Work to complete => A faithful transcription of all the data is required.

────────────────────────────────────────

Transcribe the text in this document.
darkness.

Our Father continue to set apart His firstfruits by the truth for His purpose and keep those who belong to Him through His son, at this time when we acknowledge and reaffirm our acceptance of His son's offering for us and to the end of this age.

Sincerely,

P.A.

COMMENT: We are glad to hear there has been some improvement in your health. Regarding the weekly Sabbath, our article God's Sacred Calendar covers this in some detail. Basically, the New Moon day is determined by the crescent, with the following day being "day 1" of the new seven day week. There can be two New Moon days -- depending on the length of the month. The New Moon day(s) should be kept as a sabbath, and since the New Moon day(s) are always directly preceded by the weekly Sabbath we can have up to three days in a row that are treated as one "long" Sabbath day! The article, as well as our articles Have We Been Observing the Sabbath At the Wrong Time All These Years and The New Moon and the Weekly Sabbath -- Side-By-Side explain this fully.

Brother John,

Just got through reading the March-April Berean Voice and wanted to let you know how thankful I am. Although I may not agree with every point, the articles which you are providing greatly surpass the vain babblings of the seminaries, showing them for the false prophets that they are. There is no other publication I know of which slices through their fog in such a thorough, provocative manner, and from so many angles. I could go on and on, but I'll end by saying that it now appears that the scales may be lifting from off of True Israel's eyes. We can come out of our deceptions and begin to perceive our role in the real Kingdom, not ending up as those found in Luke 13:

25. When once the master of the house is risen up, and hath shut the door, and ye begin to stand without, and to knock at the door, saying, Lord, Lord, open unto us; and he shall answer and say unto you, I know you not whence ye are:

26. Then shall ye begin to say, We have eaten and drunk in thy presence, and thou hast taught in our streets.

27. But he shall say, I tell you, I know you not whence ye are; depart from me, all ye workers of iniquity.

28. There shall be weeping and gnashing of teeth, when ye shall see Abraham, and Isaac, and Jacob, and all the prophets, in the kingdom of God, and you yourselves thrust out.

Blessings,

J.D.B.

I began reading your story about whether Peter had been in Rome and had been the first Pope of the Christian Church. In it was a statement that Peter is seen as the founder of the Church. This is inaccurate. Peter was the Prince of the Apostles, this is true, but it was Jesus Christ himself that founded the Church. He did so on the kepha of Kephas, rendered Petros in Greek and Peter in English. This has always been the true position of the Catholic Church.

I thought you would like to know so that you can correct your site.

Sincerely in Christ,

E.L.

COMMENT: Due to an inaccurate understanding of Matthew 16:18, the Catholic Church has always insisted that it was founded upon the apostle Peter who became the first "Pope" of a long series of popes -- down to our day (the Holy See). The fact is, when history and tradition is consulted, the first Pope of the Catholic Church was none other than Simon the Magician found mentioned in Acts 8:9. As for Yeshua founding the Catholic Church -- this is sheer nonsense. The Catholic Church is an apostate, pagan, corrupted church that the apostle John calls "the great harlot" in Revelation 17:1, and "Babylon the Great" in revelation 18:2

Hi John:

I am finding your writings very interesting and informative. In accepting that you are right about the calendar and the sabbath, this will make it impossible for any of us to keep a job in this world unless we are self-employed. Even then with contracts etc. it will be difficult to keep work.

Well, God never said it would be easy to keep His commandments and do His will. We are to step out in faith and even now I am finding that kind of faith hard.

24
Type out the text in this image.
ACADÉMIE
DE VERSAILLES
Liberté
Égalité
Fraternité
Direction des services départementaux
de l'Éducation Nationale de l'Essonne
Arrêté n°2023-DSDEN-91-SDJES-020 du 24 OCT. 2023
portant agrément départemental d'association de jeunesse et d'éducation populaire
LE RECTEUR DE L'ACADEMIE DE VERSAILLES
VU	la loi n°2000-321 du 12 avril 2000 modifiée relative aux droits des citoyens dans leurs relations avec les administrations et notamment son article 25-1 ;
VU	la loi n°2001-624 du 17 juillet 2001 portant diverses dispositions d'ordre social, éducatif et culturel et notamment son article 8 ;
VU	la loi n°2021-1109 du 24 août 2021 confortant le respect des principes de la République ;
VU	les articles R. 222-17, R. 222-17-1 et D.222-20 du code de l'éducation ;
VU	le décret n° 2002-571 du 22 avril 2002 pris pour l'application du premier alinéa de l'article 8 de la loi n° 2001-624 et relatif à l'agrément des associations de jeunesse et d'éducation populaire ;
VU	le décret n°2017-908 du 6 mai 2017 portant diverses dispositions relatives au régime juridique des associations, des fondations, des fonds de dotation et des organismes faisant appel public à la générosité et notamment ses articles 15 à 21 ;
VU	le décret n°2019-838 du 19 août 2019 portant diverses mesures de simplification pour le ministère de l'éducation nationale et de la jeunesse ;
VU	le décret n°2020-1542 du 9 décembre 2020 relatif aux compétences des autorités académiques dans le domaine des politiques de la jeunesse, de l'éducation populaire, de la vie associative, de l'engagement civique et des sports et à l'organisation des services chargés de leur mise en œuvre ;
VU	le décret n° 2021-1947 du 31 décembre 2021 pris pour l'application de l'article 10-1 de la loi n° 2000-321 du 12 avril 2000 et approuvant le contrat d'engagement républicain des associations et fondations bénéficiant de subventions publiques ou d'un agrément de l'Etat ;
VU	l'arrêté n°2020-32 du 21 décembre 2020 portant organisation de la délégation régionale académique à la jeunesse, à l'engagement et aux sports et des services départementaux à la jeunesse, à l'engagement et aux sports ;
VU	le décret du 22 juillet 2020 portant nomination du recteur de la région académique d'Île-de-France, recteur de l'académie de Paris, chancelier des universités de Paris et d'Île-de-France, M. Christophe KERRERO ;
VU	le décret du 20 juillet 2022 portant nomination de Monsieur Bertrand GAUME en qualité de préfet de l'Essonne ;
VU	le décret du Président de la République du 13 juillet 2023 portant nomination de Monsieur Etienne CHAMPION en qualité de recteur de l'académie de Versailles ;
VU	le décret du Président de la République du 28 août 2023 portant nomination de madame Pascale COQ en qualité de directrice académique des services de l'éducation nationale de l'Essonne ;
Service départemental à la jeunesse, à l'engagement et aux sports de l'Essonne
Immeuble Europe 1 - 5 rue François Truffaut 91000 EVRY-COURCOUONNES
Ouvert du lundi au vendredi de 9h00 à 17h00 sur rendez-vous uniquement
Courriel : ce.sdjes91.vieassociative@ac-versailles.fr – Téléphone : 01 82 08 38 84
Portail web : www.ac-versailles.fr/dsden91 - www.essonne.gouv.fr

────────────────────────────────────────

Task output =>
Transcribe the text in this document.
darkness.

Our Father continue to set apart His firstfruits by the truth for His purpose and keep those who belong to Him through His son, at this time when we acknowledge and reaffirm our acceptance of His son's offering for us and to the end of this age.

Sincerely,

P.A.

COMMENT: We are glad to hear there has been some improvement in your health. Regarding the weekly Sabbath, our article God's Sacred Calendar covers this in some detail. Basically, the New Moon day is determined by the crescent, with the following day being "day 1" of the new seven day week. There can be two New Moon days -- depending on the length of the month. The New Moon day(s) should be kept as a sabbath, and since the New Moon day(s) are always directly preceded by the weekly Sabbath we can have up to three days in a row that are treated as one "long" Sabbath day! The article, as well as our articles Have We Been Observing the Sabbath At the Wrong Time All These Years and The New Moon and the Weekly Sabbath -- Side-By-Side explain this fully.

Brother John,

Just got through reading the March-April Berean Voice and wanted to let you know how thankful I am. Although I may not agree with every point, the articles which you are providing greatly surpass the vain babblings of the seminaries, showing them for the false prophets that they are. There is no other publication I know of which slices through their fog in such a thorough, provocative manner, and from so many angles. I could go on and on, but I'll end by saying that it now appears that the scales may be lifting from off of True Israel's eyes. We can come out of our deceptions and begin to perceive our role in the real Kingdom, not ending up as those found in Luke 13:

25. When once the master of the house is risen up, and hath shut the door, and ye begin to stand without, and to knock at the door, saying, Lord, Lord, open unto us; and he shall answer and say unto you, I know you not whence ye are:

26. Then shall ye begin to say, We have eaten and drunk in thy presence, and thou hast taught in our streets.

27. But he shall say, I tell you, I know you not whence ye are; depart from me, all ye workers of iniquity.

28. There shall be weeping and gnashing of teeth, when ye shall see Abraham, and Isaac, and Jacob, and all the prophets, in the kingdom of God, and you yourselves thrust out.

Blessings,

J.D.B.

I began reading your story about whether Peter had been in Rome and had been the first Pope of the Christian Church. In it was a statement that Peter is seen as the founder of the Church. This is inaccurate. Peter was the Prince of the Apostles, this is true, but it was Jesus Christ himself that founded the Church. He did so on the kepha of Kephas, rendered Petros in Greek and Peter in English. This has always been the true position of the Catholic Church.

I thought you would like to know so that you can correct your site.

Sincerely in Christ,

E.L.

COMMENT: Due to an inaccurate understanding of Matthew 16:18, the Catholic Church has always insisted that it was founded upon the apostle Peter who became the first "Pope" of a long series of popes -- down to our day (the Holy See). The fact is, when history and tradition is consulted, the first Pope of the Catholic Church was none other than Simon the Magician found mentioned in Acts 8:9. As for Yeshua founding the Catholic Church -- this is sheer nonsense. The Catholic Church is an apostate, pagan, corrupted church that the apostle John calls "the great harlot" in Revelation 17:1, and "Babylon the Great" in revelation 18:2

Hi John:

I am finding your writings very interesting and informative. In accepting that you are right about the calendar and the sabbath, this will make it impossible for any of us to keep a job in this world unless we are self-employed. Even then with contracts etc. it will be difficult to keep work.

Well, God never said it would be easy to keep His commandments and do His will. We are to step out in faith and even now I am finding that kind of faith hard.

24
Type out the text in this image.
ACADÉMIE
DE VERSAILLES
Liberté
Égalité
Fraternité
Direction des services départementaux
de l'Éducation Nationale de l'Essonne
Arrêté n°2023-DSDEN-91-SDJES-020 du 24 OCT. 2023
portant agrément départemental d'association de jeunesse et d'éducation populaire
LE RECTEUR DE L'ACADEMIE DE VERSAILLES
VU	la loi n°2000-321 du 12 avril 2000 modifiée relative aux droits des citoyens dans leurs relations avec les administrations et notamment son article 25-1 ;
VU	la loi n°2001-624 du 17 juillet 2001 portant diverses dispositions d'ordre social, éducatif et culturel et notamment son article 8 ;
VU	la loi n°2021-1109 du 24 août 2021 confortant le respect des principes de la République ;
VU	les articles R. 222-17, R. 222-17-1 et D.222-20 du code de l'éducation ;
VU	le décret n° 2002-571 du 22 avril 2002 pris pour l'application du premier alinéa de l'article 8 de la loi n° 2001-624 et relatif à l'agrément des associations de jeunesse et d'éducation populaire ;
VU	le décret n°2017-908 du 6 mai 2017 portant diverses dispositions relatives au régime juridique des associations, des fondations, des fonds de dotation et des organismes faisant appel public à la générosité et notamment ses articles 15 à 21 ;
VU	le décret n°2019-838 du 19 août 2019 portant diverses mesures de simplification pour le ministère de l'éducation nationale et de la jeunesse ;
VU	le décret n°2020-1542 du 9 décembre 2020 relatif aux compétences des autorités académiques dans le domaine des politiques de la jeunesse, de l'éducation populaire, de la vie associative, de l'engagement civique et des sports et à l'organisation des services chargés de leur mise en œuvre ;
VU	le décret n° 2021-1947 du 31 décembre 2021 pris pour l'application de l'article 10-1 de la loi n° 2000-321 du 12 avril 2000 et approuvant le contrat d'engagement républicain des associations et fondations bénéficiant de subventions publiques ou d'un agrément de l'Etat ;
VU	l'arrêté n°2020-32 du 21 décembre 2020 portant organisation de la délégation régionale académique à la jeunesse, à l'engagement et aux sports et des services départementaux à la jeunesse, à l'engagement et aux sports ;
VU	le décret du 22 juillet 2020 portant nomination du recteur de la région académique d'Île-de-France, recteur de l'académie de Paris, chancelier des universités de Paris et d'Île-de-France, M. Christophe KERRERO ;
VU	le décret du 20 juillet 2022 portant nomination de Monsieur Bertrand GAUME en qualité de préfet de l'Essonne ;
VU	le décret du Président de la République du 13 juillet 2023 portant nomination de Monsieur Etienne CHAMPION en qualité de recteur de l'académie de Versailles ;
VU	le décret du Président de la République du 28 août 2023 portant nomination de madame Pascale COQ en qualité de directrice académique des services de l'éducation nationale de l'Essonne ;
Service départemental à la jeunesse, à l'engagement et aux sports de l'Essonne
Immeuble Europe 1 - 5 rue François Truffaut 91000 EVRY-COURCOUONNES
Ouvert du lundi au vendredi de 9h00 à 17h00 sur rendez-vous uniquement
Courriel : ce.sdjes91.vieassociative@ac-versailles.fr – Téléphone : 01 82 08 38 84
Portail web : www.ac-versailles.fr/dsden91 - www.essonne.gouv.fr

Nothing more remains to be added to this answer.